Pull out from the material below all lines with "JSON".
** START OF EXCERPTED DATA **
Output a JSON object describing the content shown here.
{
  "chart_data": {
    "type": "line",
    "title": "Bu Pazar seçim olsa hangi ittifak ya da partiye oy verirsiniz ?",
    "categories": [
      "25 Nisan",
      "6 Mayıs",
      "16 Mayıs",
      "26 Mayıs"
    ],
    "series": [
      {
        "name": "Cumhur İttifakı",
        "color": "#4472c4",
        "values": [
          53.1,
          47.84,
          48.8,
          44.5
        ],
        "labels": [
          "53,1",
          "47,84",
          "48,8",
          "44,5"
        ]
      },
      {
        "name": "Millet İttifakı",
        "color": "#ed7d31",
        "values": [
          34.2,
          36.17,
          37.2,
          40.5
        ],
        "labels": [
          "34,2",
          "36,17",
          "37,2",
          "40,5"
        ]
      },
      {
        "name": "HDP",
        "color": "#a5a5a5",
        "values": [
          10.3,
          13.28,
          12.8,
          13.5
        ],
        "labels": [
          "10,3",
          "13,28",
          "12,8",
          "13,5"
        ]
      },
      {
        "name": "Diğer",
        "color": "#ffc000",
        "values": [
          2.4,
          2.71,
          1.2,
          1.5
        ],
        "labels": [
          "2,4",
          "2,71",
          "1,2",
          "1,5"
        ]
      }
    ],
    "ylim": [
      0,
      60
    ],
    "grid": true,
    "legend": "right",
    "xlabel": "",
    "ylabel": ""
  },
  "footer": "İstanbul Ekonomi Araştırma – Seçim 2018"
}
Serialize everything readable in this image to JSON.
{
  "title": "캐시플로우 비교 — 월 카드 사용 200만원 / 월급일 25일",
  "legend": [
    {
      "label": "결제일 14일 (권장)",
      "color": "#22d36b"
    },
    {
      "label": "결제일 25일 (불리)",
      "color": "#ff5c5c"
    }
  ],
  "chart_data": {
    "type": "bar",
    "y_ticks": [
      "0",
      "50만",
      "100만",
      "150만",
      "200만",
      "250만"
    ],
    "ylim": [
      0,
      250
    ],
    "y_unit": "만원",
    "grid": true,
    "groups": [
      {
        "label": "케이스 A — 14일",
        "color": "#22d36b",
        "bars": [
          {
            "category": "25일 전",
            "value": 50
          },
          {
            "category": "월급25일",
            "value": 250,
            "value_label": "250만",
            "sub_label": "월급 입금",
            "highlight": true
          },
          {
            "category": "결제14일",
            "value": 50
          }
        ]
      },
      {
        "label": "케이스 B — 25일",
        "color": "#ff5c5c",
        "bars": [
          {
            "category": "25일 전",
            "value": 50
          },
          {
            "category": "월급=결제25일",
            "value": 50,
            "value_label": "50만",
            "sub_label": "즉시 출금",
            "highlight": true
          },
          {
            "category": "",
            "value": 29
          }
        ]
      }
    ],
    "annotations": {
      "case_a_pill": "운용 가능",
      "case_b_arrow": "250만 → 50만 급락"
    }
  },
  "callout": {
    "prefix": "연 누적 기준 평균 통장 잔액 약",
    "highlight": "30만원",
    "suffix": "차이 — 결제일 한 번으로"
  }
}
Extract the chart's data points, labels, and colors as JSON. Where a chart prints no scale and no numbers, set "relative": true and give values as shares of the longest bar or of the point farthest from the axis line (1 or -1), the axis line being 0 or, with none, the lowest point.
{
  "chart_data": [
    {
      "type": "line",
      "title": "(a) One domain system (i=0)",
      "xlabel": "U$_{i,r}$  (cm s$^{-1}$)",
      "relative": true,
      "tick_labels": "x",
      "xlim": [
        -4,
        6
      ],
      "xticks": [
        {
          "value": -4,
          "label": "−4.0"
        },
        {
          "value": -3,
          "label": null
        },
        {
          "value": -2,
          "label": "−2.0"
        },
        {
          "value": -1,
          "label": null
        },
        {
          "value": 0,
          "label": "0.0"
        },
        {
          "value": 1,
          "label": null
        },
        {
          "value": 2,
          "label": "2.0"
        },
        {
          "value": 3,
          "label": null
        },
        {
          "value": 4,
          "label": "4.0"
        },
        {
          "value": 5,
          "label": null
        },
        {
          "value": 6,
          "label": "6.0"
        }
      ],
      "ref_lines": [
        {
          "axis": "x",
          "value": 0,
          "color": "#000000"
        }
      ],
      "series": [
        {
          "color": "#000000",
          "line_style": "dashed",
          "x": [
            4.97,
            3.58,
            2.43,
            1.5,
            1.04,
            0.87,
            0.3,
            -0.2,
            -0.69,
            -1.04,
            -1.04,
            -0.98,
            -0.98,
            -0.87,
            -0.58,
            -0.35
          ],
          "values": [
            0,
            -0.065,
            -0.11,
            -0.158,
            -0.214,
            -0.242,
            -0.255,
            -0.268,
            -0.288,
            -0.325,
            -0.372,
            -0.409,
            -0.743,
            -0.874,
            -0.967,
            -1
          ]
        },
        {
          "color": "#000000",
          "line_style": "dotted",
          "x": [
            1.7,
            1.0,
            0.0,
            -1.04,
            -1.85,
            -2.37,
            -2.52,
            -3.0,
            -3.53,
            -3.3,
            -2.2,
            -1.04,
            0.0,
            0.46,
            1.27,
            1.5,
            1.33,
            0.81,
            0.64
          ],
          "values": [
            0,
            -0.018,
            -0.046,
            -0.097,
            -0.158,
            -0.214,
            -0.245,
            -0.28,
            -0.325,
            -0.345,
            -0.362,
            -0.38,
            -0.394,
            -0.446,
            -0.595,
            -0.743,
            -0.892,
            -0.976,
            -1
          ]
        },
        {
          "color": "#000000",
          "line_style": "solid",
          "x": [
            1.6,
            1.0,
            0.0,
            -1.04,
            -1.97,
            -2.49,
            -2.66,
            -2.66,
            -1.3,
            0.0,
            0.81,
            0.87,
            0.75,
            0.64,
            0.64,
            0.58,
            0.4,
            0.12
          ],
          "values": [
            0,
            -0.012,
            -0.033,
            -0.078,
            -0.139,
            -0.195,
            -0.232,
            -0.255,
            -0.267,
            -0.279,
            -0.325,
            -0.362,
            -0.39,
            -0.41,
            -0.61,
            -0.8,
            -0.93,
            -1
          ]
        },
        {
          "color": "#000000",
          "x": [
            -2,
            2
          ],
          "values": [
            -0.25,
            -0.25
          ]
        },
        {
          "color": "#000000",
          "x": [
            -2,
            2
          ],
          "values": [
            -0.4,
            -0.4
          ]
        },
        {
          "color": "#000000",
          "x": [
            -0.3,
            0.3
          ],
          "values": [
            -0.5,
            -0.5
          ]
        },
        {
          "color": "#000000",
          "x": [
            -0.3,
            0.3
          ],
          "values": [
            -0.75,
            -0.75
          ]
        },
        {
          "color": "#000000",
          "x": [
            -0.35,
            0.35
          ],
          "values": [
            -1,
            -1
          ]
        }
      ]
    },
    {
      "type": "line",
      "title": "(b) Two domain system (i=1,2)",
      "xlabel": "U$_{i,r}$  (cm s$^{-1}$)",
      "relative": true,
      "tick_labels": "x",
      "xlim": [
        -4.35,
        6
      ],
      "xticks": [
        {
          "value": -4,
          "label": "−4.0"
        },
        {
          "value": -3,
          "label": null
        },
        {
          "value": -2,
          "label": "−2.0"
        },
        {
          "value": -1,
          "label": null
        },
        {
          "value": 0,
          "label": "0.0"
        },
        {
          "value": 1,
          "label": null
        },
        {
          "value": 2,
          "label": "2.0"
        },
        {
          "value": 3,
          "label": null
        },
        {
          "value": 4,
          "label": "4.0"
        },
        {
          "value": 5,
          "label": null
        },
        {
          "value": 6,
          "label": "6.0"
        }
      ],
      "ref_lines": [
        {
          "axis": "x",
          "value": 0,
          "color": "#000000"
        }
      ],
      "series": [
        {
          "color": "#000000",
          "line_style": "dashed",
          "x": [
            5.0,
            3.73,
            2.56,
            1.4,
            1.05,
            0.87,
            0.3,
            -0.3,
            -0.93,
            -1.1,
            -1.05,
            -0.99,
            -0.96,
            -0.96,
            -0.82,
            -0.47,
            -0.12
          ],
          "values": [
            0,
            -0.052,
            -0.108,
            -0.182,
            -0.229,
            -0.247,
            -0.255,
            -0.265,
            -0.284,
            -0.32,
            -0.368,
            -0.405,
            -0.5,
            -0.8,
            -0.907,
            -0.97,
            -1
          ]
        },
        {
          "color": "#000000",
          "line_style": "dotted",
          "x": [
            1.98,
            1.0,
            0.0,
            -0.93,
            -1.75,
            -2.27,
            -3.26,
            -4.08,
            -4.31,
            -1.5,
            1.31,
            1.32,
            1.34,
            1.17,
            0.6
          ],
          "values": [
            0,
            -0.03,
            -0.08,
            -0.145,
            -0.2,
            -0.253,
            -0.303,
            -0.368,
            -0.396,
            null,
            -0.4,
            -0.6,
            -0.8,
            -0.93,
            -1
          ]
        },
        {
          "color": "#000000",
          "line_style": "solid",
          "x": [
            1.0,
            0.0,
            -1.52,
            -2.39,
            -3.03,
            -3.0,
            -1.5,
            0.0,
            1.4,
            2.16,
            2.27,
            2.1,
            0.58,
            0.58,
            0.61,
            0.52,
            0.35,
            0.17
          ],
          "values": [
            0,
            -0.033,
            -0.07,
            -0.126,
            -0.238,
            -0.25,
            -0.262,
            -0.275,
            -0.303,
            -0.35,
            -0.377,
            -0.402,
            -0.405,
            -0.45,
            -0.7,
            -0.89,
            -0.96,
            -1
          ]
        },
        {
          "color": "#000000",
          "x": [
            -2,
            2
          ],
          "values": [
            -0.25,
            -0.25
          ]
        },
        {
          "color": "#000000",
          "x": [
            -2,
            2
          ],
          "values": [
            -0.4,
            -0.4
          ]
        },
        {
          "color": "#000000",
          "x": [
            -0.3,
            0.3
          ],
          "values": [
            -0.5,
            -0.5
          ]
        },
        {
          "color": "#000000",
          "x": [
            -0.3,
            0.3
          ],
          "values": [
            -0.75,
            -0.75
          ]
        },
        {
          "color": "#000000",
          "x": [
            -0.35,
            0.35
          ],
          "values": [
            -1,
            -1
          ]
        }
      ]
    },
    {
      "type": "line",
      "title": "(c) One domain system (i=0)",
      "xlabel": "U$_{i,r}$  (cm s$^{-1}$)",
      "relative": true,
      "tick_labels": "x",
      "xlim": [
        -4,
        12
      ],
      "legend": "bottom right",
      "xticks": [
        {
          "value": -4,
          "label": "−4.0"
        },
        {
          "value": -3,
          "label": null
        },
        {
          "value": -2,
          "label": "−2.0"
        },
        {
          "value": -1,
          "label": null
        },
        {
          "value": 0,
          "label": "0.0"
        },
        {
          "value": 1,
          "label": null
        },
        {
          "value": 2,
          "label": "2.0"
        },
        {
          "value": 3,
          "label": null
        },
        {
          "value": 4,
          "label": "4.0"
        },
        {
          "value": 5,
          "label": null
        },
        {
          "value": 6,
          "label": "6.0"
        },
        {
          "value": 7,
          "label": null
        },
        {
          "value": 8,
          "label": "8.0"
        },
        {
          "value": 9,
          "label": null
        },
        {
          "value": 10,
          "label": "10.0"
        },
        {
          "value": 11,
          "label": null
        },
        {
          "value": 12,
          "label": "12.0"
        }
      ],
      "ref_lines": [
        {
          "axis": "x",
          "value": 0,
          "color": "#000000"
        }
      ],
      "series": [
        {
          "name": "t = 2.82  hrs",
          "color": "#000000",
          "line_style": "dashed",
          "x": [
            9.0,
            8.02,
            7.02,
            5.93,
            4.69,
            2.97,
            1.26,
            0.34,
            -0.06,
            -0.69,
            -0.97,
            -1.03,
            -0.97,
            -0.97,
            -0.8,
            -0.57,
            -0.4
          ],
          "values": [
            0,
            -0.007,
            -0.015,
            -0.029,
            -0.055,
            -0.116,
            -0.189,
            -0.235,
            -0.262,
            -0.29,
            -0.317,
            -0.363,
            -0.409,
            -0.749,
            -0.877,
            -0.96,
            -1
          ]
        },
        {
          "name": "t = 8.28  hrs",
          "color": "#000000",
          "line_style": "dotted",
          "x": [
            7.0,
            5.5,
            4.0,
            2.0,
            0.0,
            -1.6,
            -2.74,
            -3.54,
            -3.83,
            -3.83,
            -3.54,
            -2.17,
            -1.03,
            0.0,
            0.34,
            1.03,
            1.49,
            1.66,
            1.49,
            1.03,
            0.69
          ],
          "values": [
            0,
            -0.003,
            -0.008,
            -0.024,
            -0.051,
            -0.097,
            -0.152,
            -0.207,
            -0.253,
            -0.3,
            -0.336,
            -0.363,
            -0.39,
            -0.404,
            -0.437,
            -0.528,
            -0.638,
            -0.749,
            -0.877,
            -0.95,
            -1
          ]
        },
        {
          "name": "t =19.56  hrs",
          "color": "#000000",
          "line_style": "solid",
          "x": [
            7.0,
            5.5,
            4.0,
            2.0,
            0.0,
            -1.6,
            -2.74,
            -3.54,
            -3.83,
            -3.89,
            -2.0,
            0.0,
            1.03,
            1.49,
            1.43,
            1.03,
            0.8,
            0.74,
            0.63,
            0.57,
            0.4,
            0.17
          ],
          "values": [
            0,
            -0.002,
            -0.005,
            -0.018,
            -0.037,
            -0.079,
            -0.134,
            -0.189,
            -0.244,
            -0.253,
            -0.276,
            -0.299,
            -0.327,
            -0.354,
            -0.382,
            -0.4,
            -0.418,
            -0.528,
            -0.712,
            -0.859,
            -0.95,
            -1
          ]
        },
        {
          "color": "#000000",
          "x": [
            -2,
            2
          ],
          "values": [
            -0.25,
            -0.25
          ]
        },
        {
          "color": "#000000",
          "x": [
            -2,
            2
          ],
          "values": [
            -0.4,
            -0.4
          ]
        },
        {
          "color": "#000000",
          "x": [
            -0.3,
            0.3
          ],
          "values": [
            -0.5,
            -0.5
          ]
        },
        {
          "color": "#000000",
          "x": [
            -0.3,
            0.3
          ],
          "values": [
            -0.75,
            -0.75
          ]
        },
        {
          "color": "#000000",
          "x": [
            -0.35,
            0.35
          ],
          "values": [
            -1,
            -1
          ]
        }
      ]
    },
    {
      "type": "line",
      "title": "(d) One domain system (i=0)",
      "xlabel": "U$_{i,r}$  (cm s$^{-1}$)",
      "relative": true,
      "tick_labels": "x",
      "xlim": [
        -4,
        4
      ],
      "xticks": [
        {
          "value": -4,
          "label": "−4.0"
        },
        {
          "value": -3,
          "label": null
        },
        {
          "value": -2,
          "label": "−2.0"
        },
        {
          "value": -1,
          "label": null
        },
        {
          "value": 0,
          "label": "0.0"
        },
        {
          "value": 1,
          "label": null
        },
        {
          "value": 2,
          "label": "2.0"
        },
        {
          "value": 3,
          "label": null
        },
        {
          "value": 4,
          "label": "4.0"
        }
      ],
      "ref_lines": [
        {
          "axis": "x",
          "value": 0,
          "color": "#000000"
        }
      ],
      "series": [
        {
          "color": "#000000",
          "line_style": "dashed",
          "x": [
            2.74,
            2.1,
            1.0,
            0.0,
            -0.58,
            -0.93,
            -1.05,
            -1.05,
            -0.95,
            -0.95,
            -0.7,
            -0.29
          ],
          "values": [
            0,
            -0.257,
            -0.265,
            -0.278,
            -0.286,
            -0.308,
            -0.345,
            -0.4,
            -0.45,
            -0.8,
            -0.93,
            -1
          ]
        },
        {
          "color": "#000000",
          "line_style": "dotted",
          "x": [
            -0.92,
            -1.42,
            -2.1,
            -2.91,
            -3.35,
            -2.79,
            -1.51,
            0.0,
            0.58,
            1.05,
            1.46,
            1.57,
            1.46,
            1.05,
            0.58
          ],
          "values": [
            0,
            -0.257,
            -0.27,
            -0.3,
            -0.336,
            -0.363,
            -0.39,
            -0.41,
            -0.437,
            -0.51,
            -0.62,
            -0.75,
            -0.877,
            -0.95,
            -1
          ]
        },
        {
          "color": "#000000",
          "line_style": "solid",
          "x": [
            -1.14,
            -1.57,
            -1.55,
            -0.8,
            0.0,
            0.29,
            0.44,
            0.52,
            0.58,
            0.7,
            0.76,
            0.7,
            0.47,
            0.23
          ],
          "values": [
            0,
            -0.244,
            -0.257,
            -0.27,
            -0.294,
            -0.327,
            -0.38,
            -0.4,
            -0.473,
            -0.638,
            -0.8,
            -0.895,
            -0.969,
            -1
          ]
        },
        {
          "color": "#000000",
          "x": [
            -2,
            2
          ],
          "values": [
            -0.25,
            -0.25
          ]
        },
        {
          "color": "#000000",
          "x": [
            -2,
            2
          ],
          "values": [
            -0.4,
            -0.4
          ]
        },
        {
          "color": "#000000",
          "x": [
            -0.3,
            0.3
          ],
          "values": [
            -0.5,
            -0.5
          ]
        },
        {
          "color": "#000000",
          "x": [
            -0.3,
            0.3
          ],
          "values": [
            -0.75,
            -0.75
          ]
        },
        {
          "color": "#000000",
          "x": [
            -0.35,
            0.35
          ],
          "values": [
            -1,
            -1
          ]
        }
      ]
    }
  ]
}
** END OF EXCERPTED DATA **
THE REPLY »
Output a JSON object describing the content shown here.
Serialize everything readable in this image to JSON.
Extract the chart's data points, labels, and colors as JSON. Where a chart prints no scale and no numbers, set "relative": true and give values as shares of the longest bar or of the point farthest from the axis line (1 or -1), the axis line being 0 or, with none, the lowest point.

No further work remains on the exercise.